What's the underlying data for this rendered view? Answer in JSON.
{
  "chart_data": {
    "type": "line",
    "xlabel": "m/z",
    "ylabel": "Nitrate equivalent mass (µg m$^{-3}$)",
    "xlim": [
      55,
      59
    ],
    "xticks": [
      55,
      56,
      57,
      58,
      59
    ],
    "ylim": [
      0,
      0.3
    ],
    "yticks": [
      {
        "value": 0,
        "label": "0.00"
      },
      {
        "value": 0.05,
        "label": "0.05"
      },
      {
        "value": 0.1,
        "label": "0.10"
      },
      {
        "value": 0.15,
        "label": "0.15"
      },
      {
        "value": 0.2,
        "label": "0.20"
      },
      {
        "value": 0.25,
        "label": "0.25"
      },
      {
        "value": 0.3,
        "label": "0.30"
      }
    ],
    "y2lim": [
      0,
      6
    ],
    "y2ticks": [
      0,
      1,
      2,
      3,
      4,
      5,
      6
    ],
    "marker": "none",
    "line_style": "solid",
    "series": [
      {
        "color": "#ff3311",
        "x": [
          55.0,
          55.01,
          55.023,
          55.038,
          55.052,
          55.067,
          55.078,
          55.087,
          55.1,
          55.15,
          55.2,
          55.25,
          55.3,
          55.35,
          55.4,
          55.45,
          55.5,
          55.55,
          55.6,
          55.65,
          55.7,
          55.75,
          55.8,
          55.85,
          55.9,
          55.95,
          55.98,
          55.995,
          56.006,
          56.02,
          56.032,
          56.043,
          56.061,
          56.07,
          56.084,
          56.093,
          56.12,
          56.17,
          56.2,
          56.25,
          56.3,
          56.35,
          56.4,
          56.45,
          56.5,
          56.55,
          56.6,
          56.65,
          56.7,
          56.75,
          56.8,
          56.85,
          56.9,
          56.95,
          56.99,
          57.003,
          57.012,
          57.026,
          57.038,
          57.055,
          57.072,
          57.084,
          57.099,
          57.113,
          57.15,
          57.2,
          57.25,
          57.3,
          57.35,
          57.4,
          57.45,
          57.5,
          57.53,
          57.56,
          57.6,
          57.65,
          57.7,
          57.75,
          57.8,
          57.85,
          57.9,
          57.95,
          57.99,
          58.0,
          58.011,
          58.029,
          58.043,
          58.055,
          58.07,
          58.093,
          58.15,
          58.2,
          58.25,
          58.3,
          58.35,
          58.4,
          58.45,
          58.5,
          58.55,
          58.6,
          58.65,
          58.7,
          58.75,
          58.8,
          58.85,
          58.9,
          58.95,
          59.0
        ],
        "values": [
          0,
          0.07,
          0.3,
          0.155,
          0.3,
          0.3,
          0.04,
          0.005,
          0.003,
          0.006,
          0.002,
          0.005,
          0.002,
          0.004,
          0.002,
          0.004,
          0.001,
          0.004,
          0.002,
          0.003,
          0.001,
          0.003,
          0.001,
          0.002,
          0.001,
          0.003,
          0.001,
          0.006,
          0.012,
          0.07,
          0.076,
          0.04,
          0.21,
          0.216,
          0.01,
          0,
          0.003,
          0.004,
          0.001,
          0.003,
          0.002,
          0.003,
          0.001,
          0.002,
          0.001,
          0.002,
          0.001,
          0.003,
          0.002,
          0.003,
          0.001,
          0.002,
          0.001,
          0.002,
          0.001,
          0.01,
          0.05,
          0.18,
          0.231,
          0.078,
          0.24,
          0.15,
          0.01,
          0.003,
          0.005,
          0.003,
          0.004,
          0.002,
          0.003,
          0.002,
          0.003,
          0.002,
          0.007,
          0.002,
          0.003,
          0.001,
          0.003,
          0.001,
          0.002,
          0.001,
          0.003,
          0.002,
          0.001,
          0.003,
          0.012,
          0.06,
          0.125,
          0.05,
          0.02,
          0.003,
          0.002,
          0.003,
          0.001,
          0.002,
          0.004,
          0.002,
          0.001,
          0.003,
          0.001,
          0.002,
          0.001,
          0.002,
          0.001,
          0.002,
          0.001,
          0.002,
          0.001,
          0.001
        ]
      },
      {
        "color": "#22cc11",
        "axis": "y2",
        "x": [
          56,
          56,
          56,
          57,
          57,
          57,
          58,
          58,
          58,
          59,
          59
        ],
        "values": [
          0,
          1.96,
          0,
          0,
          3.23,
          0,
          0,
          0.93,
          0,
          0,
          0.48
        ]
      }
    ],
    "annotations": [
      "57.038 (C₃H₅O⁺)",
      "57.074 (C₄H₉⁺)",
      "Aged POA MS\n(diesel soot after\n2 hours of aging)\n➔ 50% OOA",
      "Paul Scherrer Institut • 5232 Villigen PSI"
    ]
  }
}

——

Extract the whole listing, character for character.

> Result:
What's the underlying data for this rendered view? Answer in JSON.
{
  "chart_data": {
    "type": "line",
    "xlabel": "m/z",
    "ylabel": "Nitrate equivalent mass (µg m$^{-3}$)",
    "xlim": [
      55,
      59
    ],
    "xticks": [
      55,
      56,
      57,
      58,
      59
    ],
    "ylim": [
      0,
      0.3
    ],
    "yticks": [
      {
        "value": 0,
        "label": "0.00"
      },
      {
        "value": 0.05,
        "label": "0.05"
      },
      {
        "value": 0.1,
        "label": "0.10"
      },
      {
        "value": 0.15,
        "label": "0.15"
      },
      {
        "value": 0.2,
        "label": "0.20"
      },
      {
        "value": 0.25,
        "label": "0.25"
      },
      {
        "value": 0.3,
        "label": "0.30"
      }
    ],
    "y2lim": [
      0,
      6
    ],
    "y2ticks": [
      0,
      1,
      2,
      3,
      4,
      5,
      6
    ],
    "marker": "none",
    "line_style": "solid",
    "series": [
      {
        "color": "#ff3311",
        "x": [
          55.0,
          55.01,
          55.023,
          55.038,
          55.052,
          55.067,
          55.078,
          55.087,
          55.1,
          55.15,
          55.2,
          55.25,
          55.3,
          55.35,
          55.4,
          55.45,
          55.5,
          55.55,
          55.6,
          55.65,
          55.7,
          55.75,
          55.8,
          55.85,
          55.9,
          55.95,
          55.98,
          55.995,
          56.006,
          56.02,
          56.032,
          56.043,
          56.061,
          56.07,
          56.084,
          56.093,
          56.12,
          56.17,
          56.2,
          56.25,
          56.3,
          56.35,
          56.4,
          56.45,
          56.5,
          56.55,
          56.6,
          56.65,
          56.7,
          56.75,
          56.8,
          56.85,
          56.9,
          56.95,
          56.99,
          57.003,
          57.012,
          57.026,
          57.038,
          57.055,
          57.072,
          57.084,
          57.099,
          57.113,
          57.15,
          57.2,
          57.25,
          57.3,
          57.35,
          57.4,
          57.45,
          57.5,
          57.53,
          57.56,
          57.6,
          57.65,
          57.7,
          57.75,
          57.8,
          57.85,
          57.9,
          57.95,
          57.99,
          58.0,
          58.011,
          58.029,
          58.043,
          58.055,
          58.07,
          58.093,
          58.15,
          58.2,
          58.25,
          58.3,
          58.35,
          58.4,
          58.45,
          58.5,
          58.55,
          58.6,
          58.65,
          58.7,
          58.75,
          58.8,
          58.85,
          58.9,
          58.95,
          59.0
        ],
        "values": [
          0,
          0.07,
          0.3,
          0.155,
          0.3,
          0.3,
          0.04,
          0.005,
          0.003,
          0.006,
          0.002,
          0.005,
          0.002,
          0.004,
          0.002,
          0.004,
          0.001,
          0.004,
          0.002,
          0.003,
          0.001,
          0.003,
          0.001,
          0.002,
          0.001,
          0.003,
          0.001,
          0.006,
          0.012,
          0.07,
          0.076,
          0.04,
          0.21,
          0.216,
          0.01,
          0,
          0.003,
          0.004,
          0.001,
          0.003,
          0.002,
          0.003,
          0.001,
          0.002,
          0.001,
          0.002,
          0.001,
          0.003,
          0.002,
          0.003,
          0.001,
          0.002,
          0.001,
          0.002,
          0.001,
          0.01,
          0.05,
          0.18,
          0.231,
          0.078,
          0.24,
          0.15,
          0.01,
          0.003,
          0.005,
          0.003,
          0.004,
          0.002,
          0.003,
          0.002,
          0.003,
          0.002,
          0.007,
          0.002,
          0.003,
          0.001,
          0.003,
          0.001,
          0.002,
          0.001,
          0.003,
          0.002,
          0.001,
          0.003,
          0.012,
          0.06,
          0.125,
          0.05,
          0.02,
          0.003,
          0.002,
          0.003,
          0.001,
          0.002,
          0.004,
          0.002,
          0.001,
          0.003,
          0.001,
          0.002,
          0.001,
          0.002,
          0.001,
          0.002,
          0.001,
          0.002,
          0.001,
          0.001
        ]
      },
      {
        "color": "#22cc11",
        "axis": "y2",
        "x": [
          56,
          56,
          56,
          57,
          57,
          57,
          58,
          58,
          58,
          59,
          59
        ],
        "values": [
          0,
          1.96,
          0,
          0,
          3.23,
          0,
          0,
          0.93,
          0,
          0,
          0.48
        ]
      }
    ],
    "annotations": [
      "57.038 (C₃H₅O⁺)",
      "57.074 (C₄H₉⁺)",
      "Aged POA MS\n(diesel soot after\n2 hours of aging)\n➔ 50% OOA",
      "Paul Scherrer Institut • 5232 Villigen PSI"
    ]
  }
}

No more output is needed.